### Belirtilen Hedef a
Aşağıdaki satırlarda "grid-line — [359, 19, 361, 84]" içeren satırdan başla ve "data-point-filled — [217, 166, 226, 175]" içeren satırdan sonra dur. Bu satırları, iki uçtakiler de dahil olmak üzere, hiçbir değişiklik yapmadan çıktı olarak ver.
═════ Belge Bölümü
Mahkeme, dosyanın kapsamlı ve tarafların sayısının fazla olması nedeniyle, muhtemel olayların önüne geçilebilmesi için duruşma salonunda, önünde ve adliye çevresinde gerekli güvenlik önlemlerinin alınması için müzekkere yazdı. Ayrıca, Narin’in babası Arif Güran’ın ‘müşteki’, aralarında tutuklu sanıkların da bulunduğu 21 kişinin ise ‘tanık’ sıfatıyla katılması için ‘zorla getirme’ kararı çıkarıldı. Aile ve Sosyal Hizmetler Bakanlığı ile Diyarbakır Barosu da ‘müşteki kurum’ sıfatıyla duruşmaya davet edildi. Sabah saatlerinde polis ekipleri, yarın başlayacak dava öncesi, adliye çevresine bariyerler yerleştirdi.

DAR ALAN BAZ ÇALIŞMASI İDDİANAMEDE

Hazırlanan iddianamede, olayın gerçekleştiği yerlerde bilirkişi ve jandarma personelinin fiili olarak ölçüm yaparak servis sağlayan ana ve ara bazları belirlediği, yapılan ölçümler ve baz istasyonu tespiti sonucu hazırlanan bilirkişi raporuna yer verilerek, 3 GSM operatörünün ana baz ve yan bazlarının tespitinin yapıldığı, daha sonra bu bölgelerde ekip olarak dar alan baz çalışması yapıldığı kaydedildi. Raporun genel değerlendirme kısmında “21.08.2024 günü anne Yüksel Güran’ın saat 14.28’de ikametinde olduğu aynı gün saat 16.39’a kadar kendi ikametinde bulunmaya devam ettiği, ikameti dışında bir yerde olmadığı değerlendirilmektedir. Salim Güran’ın 21.08.2024 günü saat 14.52 sıralarında ikametinden çıktığı, saat.15.19’a kadar Arif Güran’ın ikameti ve yakınlarında bulunduğu, saat 15.20’de Arif Güran’ın ikametine geldiği, giriş yaptığı, daha sonra evin arka tarafında bulunan ahır kısmına geçip geri Arif Güran’ın ikametine girdiği ve saat 16.10’a kadar Arif Güran’ın evinde ve müştemilatında olduğu, Nevzat Bahtiyar ile 21.08.2024 günü saat 15.10 ile saat 15.40 arası hareketlerinin uyumlu olduğu, birlikte oldukları değerlendirilmektedir. Enes Güran’ın 21.08.2024 günü saat 14.30 sıralarında kendi ikametinde bulunduğu ve aynı gün saat 15.41’den 15.51’e kadar ikametinde bulunmaya devam ettiği, saat 15.57 sıralarında Salim Güran’ın ikametine geçtiği, 16.06 sıralarına kadar Salim Güran’ın ikameti civarında bulunduğu değerlendirilmektedir. Nevzat Bahtiyar’ın 21.08.2024 günü saat 15.08’de Salim Güran ile telefon ile görüştükten sonra ikametinden ayrıldığı, Arif Güran’ın ikameti ve civarında olduğu, aynı gün saat 15.27 sıralarında Arif Güran’ın evine geldiği, evde bulunduğu, aynı gün saat 15.35’e kadar Arif Güran’ın ikametinde olduğu ve daha sonra ayrıldığı, saat 16.00 sıralarında Narin Güran’ın cesedinin bulunduğu yerde olduğu, Salim Güran ve Nevzat Bahtiyar isimli şahısların olay günü olan 21.08.2024 günü saat 15.10 ile saat 15.40 arası hareketlerinin uyumlu olduğu, birlikte olduğu değerlendirilmektedir” ifadeleri yer aldı.
══════════
### Belirtilen Hedef b
Yukarıdaki Narin Güran davası metnini kaldığı yerden sürdür.
═════ Saklanan Kayıtlar
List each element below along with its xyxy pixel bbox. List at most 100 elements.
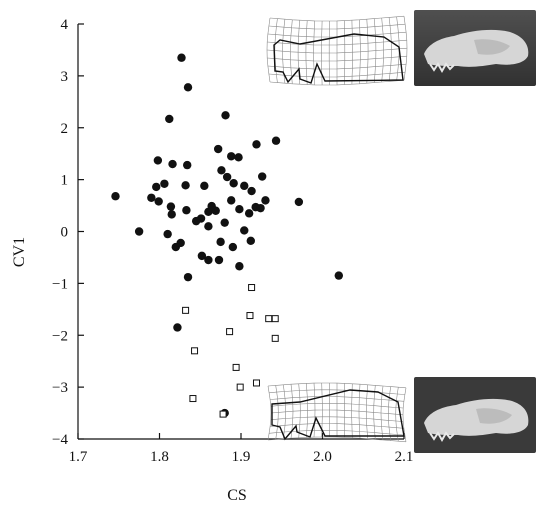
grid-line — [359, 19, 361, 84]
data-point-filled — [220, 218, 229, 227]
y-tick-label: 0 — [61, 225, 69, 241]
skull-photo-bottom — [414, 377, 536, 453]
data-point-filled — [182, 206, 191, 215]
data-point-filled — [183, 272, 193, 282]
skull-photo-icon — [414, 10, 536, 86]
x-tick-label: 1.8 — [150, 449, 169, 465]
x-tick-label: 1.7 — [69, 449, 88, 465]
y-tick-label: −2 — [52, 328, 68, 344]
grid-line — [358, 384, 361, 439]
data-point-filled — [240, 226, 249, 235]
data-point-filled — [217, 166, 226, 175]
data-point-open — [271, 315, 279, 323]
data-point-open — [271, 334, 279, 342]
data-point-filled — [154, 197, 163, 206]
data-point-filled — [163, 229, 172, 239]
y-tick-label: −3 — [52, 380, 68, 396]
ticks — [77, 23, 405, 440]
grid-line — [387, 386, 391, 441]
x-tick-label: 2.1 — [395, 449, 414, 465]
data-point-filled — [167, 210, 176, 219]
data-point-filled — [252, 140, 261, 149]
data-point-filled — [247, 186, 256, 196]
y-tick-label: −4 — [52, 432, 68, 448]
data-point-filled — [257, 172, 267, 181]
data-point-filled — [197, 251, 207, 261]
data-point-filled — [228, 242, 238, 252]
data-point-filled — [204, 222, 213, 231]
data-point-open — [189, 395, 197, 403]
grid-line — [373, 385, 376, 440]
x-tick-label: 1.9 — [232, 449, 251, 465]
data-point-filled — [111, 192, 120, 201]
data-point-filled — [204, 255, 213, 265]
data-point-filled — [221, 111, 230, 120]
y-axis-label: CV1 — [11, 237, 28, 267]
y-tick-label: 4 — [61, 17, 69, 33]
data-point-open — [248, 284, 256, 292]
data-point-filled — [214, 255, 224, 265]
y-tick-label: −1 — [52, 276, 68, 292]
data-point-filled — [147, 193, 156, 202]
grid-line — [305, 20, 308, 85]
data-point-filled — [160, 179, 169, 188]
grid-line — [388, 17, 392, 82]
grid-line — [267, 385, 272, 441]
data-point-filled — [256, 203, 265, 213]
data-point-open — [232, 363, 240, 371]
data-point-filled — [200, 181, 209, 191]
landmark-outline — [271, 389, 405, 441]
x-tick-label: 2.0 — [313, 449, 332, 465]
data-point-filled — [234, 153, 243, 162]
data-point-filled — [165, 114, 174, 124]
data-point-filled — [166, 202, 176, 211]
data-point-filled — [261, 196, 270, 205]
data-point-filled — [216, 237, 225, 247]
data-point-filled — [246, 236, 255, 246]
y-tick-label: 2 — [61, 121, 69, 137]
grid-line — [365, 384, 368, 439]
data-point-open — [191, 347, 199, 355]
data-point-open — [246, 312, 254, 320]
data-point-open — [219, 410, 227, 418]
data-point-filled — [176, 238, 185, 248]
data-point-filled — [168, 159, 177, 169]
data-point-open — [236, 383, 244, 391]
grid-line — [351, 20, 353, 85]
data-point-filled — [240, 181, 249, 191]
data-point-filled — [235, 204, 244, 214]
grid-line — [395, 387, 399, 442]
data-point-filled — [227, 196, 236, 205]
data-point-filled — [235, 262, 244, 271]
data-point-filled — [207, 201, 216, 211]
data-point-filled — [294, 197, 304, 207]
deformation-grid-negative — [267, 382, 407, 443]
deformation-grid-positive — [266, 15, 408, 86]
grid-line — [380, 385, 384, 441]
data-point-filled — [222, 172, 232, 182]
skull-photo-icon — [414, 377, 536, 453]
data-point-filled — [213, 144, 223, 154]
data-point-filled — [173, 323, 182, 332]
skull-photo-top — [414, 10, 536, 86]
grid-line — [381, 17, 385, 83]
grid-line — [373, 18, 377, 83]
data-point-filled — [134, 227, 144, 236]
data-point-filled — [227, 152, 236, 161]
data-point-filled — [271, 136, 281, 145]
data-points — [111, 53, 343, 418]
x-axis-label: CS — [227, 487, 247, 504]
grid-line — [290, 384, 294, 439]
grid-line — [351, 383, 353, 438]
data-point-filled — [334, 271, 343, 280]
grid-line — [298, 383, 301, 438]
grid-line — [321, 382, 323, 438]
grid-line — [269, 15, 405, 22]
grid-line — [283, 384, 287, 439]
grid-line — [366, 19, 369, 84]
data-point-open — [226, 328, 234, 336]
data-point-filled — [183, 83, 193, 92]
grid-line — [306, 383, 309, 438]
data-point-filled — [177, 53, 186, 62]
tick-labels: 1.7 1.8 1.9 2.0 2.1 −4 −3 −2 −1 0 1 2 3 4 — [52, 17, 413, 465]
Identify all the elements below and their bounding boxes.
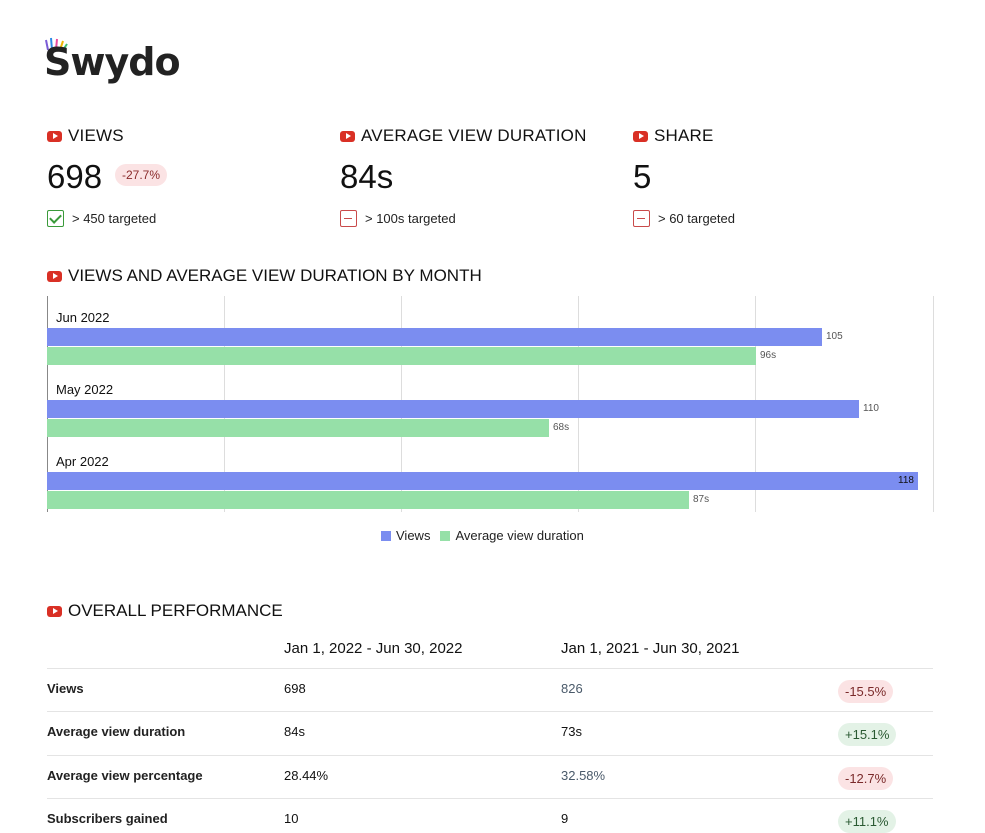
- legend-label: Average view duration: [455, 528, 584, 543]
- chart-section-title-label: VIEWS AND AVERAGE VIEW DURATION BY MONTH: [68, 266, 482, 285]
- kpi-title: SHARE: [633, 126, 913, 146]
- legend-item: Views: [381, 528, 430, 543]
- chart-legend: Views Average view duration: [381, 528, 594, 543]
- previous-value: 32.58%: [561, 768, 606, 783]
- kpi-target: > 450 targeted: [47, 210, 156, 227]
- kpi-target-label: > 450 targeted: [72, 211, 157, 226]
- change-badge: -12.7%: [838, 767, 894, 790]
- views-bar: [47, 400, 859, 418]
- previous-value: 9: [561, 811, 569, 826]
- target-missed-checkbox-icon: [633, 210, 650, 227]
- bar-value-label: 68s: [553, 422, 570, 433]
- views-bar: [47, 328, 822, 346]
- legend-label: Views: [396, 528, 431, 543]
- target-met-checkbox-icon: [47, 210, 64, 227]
══════════
### Alıştırma Çıktısı a
grid-line — [359, 19, 361, 84]
data-point-filled — [220, 218, 229, 227]
y-tick-label: 0 — [61, 225, 69, 241]
skull-photo-bottom — [414, 377, 536, 453]
data-point-filled — [182, 206, 191, 215]
data-point-filled — [183, 272, 193, 282]
skull-photo-icon — [414, 10, 536, 86]
x-tick-label: 1.8 — [150, 449, 169, 465]
x-tick-label: 1.7 — [69, 449, 88, 465]
y-tick-label: −2 — [52, 328, 68, 344]
grid-line — [358, 384, 361, 439]
data-point-filled — [240, 226, 249, 235]
data-point-filled — [217, 166, 226, 175]

### Alıştırma Çıktısı b
SALİM GÜRAN’IN OLAY GÜNÜ DERE YATAĞINA GİTTİĞİ GÖRÜNTÜ DAVA DOSYASINDA

Diyarbakır Cumhuriyet Başsavcılığı tarafından hazırlanan iddianamede, Salim Güran’ın, Narin’in kaybolduğu 21 Ağustos’un gecesinde araçla, cesedin bulunduğu yere gittiği tespiti yer aldı. İddianamede; Narin Güran’ın cansız bedeninin bulunduğu yeri aile üyeleri ve şüphelilerin bilme ihtimali doğrultusunda, Eğertutmaz Deresi’ni gören kamera kayıtlarının ayrıntılı olarak incelendiği belirtilerek, olay günü bir aracın saat 22.35 sıralarında cesedin bulunduğu yere doğru hareket halinde olduğu, saat 22.48’de cesedin bulunduğu alanda durduğu, saat 22.55 sıralarında ise dönüşe geçtiğinin tespit edildiği, dar alan baz çalışmasına ilişkin bilirkişi raporu ve HTS analiz raporu kapsamında değerlendirildiğinde, kamera kayıtlarında cesedin bulunduğu yere gelen kişinin şüpheli Salim Güran olduğunun net bir şekilde tespit edildiği bilgisi yer aldı.

NARİN’İN CANSIZ BEDENİNİN TAŞINDIĞI GÖRÜNTÜLER İDDİANAMEDE

İddianamede yer alan görüntülerde, Narin Güran’ın 21 Ağustos’ta saat 15.11’de kamera açısından çıkarak evine giden patikaya yöneldiği, bu saat sonrasına yoğunlaşıldığında Tavşantepe Mahallesi’nin karşı kısmında bulunan çiftliğe ait kameraya saat 15.41’de şüpheli bir kırmızı aracın girdiği ve aracın 15.44 sıralarında Eğertutmaz Deresi’nin yakınındaki toprak yolda durduğu, kamera saatine göre 38 dakika 11 saniye sonra Eğertutmaz Deresi’nden ayrıldığı, kamera kayıtlarının takibinde aracın Nevzat Bahtiyar’a ait olduğunun tespit edildiği yer aldı.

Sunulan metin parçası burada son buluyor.